REQUEST:
Using the material below, copy every line where "bisantini" appears.
>> start LISTING
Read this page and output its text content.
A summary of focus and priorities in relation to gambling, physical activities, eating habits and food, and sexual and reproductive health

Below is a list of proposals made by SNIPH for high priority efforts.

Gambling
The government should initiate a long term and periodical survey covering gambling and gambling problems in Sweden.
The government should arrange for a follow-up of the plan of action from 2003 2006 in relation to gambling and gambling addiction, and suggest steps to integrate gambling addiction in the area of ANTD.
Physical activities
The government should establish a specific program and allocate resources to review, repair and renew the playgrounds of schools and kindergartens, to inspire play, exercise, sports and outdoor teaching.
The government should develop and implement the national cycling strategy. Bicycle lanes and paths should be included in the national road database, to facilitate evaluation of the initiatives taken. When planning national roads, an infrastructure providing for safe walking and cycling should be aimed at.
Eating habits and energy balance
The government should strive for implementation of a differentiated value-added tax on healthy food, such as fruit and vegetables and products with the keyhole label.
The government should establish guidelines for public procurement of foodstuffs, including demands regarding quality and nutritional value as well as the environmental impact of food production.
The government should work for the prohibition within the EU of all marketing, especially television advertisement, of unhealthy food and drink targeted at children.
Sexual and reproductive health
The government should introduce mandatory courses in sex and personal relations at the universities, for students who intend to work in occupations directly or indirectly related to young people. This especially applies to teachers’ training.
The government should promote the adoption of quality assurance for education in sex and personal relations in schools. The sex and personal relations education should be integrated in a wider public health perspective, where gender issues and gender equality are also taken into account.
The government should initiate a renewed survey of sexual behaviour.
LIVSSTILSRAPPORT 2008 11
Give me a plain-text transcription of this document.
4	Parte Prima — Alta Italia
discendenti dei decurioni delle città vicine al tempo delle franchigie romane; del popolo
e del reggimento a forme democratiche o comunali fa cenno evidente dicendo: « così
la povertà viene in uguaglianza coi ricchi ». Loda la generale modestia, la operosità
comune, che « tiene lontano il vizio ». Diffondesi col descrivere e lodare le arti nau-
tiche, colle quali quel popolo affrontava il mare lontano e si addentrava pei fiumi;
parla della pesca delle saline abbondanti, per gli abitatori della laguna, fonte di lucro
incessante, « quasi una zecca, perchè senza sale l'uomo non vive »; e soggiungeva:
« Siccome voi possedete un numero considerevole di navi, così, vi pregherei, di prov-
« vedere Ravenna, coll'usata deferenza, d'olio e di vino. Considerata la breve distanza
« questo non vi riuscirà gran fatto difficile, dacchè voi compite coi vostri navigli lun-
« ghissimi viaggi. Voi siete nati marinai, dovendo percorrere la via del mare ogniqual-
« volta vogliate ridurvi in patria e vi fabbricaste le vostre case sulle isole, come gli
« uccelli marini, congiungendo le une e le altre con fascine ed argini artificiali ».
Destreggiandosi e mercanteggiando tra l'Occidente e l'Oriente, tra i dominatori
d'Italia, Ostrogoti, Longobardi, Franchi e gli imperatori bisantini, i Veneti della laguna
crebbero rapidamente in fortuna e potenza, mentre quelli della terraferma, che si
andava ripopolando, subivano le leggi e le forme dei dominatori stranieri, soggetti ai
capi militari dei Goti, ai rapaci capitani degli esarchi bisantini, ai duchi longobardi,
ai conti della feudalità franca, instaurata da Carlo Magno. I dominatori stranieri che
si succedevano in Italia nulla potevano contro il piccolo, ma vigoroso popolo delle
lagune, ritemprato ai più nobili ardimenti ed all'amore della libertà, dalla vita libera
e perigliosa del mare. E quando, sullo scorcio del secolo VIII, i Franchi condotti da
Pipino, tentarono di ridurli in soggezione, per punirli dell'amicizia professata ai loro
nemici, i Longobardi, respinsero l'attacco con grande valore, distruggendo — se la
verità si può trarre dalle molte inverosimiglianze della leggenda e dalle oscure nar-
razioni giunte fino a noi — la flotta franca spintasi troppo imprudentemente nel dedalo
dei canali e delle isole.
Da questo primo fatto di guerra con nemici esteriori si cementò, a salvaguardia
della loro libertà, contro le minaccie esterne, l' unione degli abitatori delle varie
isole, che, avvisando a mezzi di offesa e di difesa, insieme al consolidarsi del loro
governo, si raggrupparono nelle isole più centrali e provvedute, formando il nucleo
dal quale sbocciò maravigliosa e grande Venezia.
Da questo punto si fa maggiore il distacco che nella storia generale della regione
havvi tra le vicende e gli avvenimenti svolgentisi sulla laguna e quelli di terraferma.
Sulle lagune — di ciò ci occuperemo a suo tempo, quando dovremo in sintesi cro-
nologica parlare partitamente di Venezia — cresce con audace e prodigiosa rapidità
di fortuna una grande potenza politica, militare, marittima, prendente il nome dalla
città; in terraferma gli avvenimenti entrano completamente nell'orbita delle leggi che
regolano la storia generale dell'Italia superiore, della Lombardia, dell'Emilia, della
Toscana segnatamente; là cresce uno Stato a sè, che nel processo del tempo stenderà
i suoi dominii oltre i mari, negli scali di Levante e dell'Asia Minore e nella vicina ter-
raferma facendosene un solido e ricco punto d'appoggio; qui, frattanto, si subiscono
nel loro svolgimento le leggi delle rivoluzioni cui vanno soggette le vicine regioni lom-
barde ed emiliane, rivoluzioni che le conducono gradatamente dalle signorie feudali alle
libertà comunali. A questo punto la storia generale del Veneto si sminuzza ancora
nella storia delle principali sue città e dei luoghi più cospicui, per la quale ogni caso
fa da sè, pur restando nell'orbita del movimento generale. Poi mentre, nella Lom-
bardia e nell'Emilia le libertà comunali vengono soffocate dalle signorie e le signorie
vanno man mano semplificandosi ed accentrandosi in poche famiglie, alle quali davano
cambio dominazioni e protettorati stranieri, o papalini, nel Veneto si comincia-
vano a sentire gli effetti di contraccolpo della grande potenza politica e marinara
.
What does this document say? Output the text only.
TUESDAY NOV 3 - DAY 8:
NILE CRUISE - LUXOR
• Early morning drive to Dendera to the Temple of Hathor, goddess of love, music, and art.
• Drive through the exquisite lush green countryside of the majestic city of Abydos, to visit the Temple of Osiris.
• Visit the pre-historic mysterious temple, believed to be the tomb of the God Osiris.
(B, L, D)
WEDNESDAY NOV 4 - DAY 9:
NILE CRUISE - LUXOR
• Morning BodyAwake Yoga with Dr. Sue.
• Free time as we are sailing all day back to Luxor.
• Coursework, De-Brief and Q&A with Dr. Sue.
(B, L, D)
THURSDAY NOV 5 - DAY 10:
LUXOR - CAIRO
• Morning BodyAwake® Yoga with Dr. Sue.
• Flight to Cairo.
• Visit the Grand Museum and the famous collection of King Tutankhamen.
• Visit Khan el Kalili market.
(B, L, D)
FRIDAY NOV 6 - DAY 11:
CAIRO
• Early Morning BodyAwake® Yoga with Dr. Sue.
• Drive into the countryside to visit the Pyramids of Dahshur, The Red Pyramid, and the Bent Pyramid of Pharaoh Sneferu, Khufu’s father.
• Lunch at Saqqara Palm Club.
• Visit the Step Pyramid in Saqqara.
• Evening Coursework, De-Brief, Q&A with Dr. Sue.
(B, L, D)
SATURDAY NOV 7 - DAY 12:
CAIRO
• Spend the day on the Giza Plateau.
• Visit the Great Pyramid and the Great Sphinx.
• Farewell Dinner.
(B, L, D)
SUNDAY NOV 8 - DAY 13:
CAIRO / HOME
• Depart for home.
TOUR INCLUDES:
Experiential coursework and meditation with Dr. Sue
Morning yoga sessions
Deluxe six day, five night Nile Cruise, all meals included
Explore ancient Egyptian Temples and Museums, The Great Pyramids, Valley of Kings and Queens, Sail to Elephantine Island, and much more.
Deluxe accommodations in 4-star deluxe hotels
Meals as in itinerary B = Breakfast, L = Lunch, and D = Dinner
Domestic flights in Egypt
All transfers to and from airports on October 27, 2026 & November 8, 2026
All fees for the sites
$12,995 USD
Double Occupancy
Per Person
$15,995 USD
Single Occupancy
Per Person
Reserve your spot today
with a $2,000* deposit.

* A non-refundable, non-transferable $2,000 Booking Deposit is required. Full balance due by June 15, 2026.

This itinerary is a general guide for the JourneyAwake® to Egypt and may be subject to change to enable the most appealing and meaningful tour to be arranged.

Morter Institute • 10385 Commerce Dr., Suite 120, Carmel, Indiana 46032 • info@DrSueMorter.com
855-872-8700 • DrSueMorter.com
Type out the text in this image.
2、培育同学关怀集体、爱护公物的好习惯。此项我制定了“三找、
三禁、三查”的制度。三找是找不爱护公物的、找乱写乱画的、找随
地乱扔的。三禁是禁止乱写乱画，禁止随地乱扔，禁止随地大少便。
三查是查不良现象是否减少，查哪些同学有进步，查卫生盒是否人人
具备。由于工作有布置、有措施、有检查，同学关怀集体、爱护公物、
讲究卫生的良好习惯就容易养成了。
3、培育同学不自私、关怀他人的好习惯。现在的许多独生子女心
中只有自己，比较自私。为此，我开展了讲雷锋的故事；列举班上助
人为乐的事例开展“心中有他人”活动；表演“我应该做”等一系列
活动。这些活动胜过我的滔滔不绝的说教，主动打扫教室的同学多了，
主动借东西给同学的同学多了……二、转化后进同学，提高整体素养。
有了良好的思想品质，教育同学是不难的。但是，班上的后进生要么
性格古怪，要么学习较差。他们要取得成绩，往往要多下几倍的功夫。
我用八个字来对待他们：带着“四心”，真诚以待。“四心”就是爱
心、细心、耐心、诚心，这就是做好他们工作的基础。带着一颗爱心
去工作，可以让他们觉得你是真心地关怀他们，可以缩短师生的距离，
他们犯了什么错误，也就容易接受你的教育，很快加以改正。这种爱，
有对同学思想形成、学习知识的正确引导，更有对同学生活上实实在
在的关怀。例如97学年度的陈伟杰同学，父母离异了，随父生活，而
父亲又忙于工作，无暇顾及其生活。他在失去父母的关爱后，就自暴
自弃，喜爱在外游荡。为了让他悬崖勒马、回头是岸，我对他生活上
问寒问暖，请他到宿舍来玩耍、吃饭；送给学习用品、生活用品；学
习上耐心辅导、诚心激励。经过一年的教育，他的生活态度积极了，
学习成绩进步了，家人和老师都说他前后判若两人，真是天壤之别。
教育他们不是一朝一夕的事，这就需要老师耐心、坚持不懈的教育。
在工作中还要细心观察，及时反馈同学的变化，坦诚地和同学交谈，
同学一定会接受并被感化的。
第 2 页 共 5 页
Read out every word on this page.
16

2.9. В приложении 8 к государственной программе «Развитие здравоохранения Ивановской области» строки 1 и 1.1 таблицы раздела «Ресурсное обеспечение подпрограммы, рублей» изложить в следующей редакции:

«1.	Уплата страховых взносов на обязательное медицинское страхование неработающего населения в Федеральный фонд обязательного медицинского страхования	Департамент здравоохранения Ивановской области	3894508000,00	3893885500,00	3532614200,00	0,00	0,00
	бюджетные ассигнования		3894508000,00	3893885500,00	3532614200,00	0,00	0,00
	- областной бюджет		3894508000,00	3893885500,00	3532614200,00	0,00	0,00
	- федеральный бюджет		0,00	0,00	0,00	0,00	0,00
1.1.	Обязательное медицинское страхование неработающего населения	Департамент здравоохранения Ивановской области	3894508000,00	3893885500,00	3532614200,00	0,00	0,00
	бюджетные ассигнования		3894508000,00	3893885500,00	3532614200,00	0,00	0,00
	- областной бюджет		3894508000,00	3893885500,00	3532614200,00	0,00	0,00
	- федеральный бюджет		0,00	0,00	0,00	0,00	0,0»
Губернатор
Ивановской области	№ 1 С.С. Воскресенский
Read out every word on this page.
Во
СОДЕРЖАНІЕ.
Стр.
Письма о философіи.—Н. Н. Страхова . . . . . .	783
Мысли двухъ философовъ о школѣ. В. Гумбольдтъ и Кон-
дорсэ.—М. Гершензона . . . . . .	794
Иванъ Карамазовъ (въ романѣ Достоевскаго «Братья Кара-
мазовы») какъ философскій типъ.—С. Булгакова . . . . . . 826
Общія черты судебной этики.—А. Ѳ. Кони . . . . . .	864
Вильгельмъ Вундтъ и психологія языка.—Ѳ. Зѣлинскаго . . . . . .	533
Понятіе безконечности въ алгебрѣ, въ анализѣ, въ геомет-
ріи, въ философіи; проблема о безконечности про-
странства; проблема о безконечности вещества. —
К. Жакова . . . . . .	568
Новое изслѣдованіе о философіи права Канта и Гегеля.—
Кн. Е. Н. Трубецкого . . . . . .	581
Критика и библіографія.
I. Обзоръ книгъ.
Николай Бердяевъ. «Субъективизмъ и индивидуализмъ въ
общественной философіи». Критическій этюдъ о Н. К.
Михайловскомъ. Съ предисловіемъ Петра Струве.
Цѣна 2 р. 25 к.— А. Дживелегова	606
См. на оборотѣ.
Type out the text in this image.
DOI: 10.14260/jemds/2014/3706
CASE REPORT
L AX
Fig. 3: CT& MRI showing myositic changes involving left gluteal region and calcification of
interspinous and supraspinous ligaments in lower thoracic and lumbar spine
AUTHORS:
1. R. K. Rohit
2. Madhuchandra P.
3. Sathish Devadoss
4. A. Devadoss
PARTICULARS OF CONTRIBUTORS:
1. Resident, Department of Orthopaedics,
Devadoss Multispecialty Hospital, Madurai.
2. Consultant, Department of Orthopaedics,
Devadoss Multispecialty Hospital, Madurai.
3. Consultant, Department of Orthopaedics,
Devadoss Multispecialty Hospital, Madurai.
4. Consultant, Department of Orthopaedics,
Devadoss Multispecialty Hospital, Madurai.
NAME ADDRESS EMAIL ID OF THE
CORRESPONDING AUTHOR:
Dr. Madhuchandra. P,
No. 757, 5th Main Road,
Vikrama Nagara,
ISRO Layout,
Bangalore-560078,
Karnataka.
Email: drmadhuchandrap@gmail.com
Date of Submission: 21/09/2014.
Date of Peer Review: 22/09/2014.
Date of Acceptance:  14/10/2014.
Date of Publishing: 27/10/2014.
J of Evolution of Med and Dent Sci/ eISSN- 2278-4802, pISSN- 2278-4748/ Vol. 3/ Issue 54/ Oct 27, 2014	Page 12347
>> end LISTING
EXERCISE OUTPUT:
d'Italia, Ostrogoti, Longobardi, Franchi e gli imperatori bisantini, i Veneti della laguna
capi militari dei Goti, ai rapaci capitani degli esarchi bisantini, ai duchi longobardi,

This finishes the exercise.